## TASK PROMPT
Turn each line of the entries below into a JSON list of strings, one string per line, and skip blank lines. Leave the pictures out of the list.

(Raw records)
◆ ◆ ◆ ◆ ◆
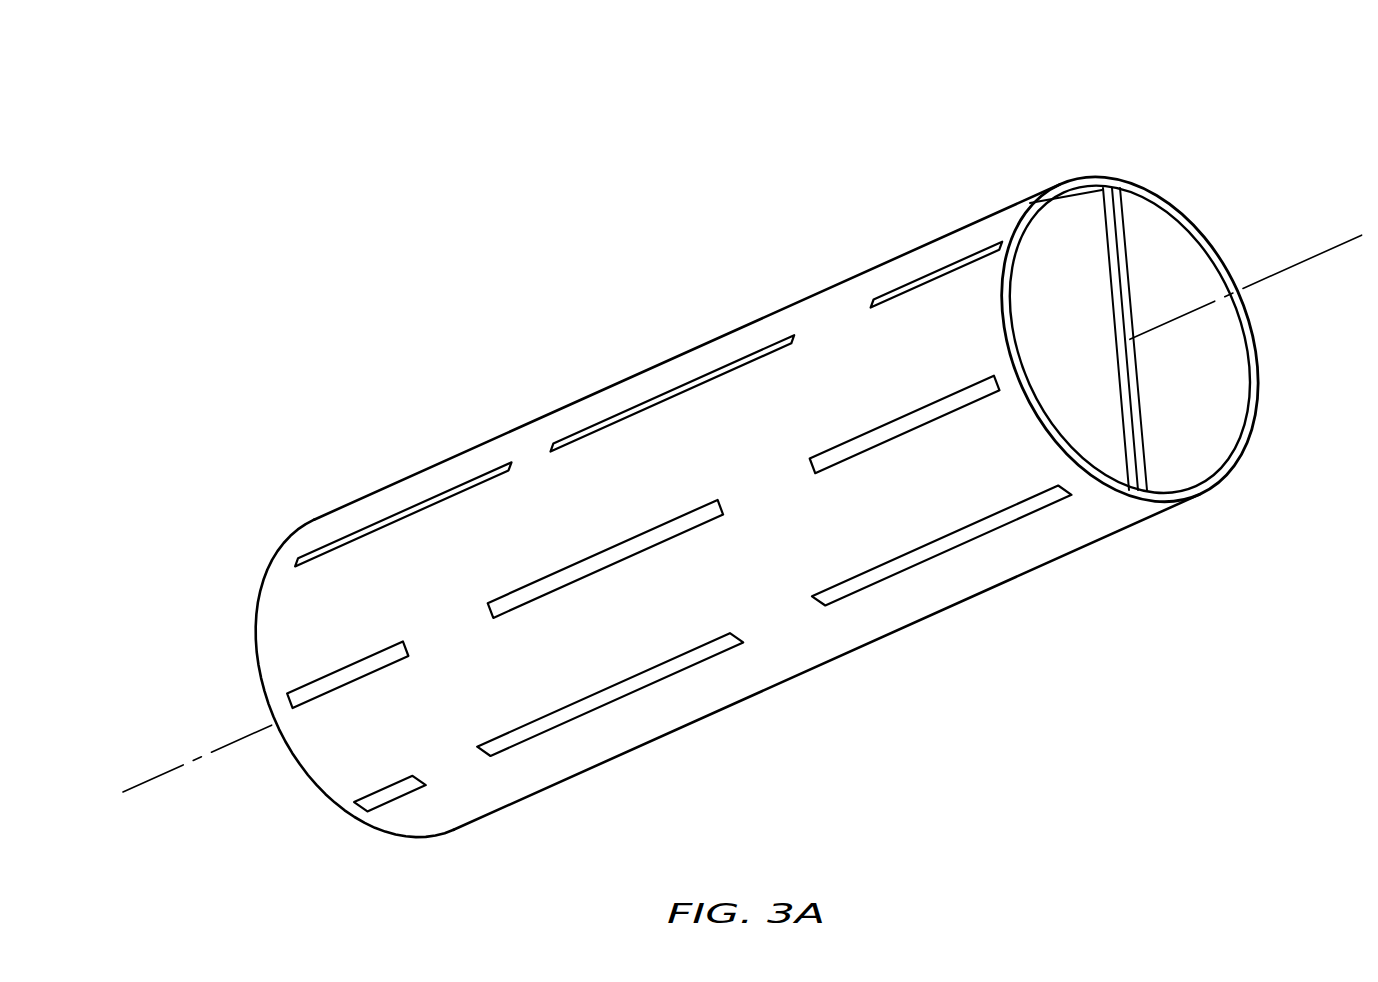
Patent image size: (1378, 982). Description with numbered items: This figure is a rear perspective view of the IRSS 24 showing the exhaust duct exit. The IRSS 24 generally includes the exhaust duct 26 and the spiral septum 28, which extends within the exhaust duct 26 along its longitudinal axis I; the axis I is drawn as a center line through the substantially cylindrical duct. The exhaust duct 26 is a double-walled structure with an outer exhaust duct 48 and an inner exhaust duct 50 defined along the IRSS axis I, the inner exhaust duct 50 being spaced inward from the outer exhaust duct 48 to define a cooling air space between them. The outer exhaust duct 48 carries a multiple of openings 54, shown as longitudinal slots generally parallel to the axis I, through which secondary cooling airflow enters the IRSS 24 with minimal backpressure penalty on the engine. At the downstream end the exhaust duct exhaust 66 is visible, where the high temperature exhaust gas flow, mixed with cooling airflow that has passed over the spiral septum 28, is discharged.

The IRSS 24 is at (728, 432).
The exhaust duct 26 is at (909, 265).
The spiral septum 28 is at (1081, 230).
The outer exhaust duct 48 is at (1162, 187).
The inner exhaust duct 50 is at (1160, 228).
The openings 54 is at (602, 426).
The exhaust duct exhaust 66 is at (1125, 472).
The longitudinal axis I is at (1335, 248).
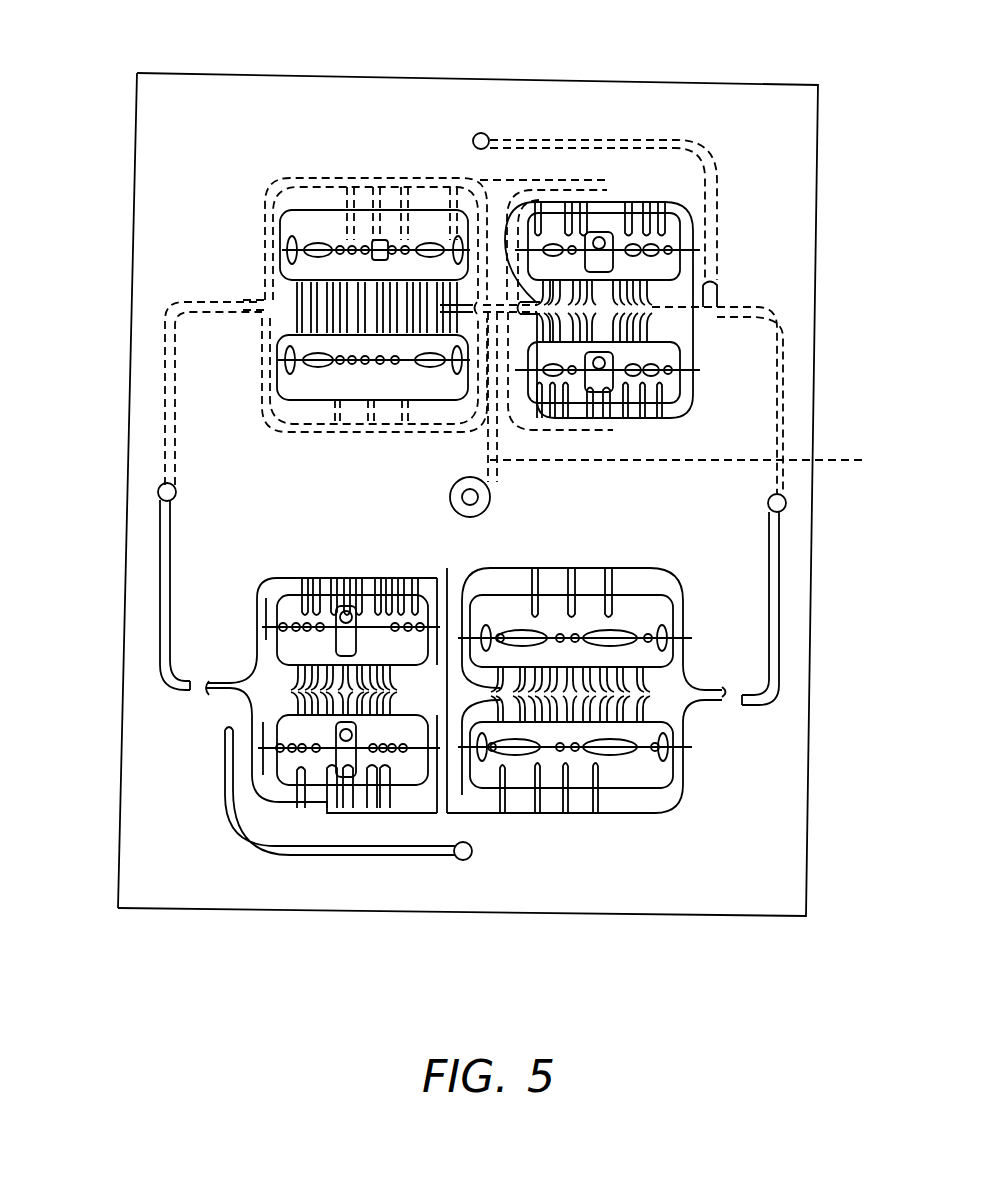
◆ ◆ ◆ ◆ ◆
## OUTPUT FOR THIS EXERCISE
[
  "Patent image size: (1378, 982). Description with numbered items: This figure is a rear perspective view of the IRSS 24 showing the exhaust duct exit. The IRSS 24 generally includes the exhaust duct 26 and the spiral septum 28, which extends within the exhaust duct 26 along its longitudinal axis I; the axis I is drawn as a center line through the substantially cylindrical duct. The exhaust duct 26 is a double-walled structure with an outer exhaust duct 48 and an inner exhaust duct 50 defined along the IRSS axis I, the inner exhaust duct 50 being spaced inward from the outer exhaust duct 48 to define a cooling air space between them. The outer exhaust duct 48 carries a multiple of openings 54, shown as longitudinal slots generally parallel to the axis I, through which secondary cooling airflow enters the IRSS 24 with minimal backpressure penalty on the engine. At the downstream end the exhaust duct exhaust 66 is visible, where the high temperature exhaust gas flow, mixed with cooling airflow that has passed over the spiral septum 28, is discharged.",
  "The IRSS 24 is at (728, 432).",
  "The exhaust duct 26 is at (909, 265).",
  "The spiral septum 28 is at (1081, 230).",
  "The outer exhaust duct 48 is at (1162, 187).",
  "The inner exhaust duct 50 is at (1160, 228).",
  "The openings 54 is at (602, 426).",
  "The exhaust duct exhaust 66 is at (1125, 472).",
  "The longitudinal axis I is at (1335, 248)."
]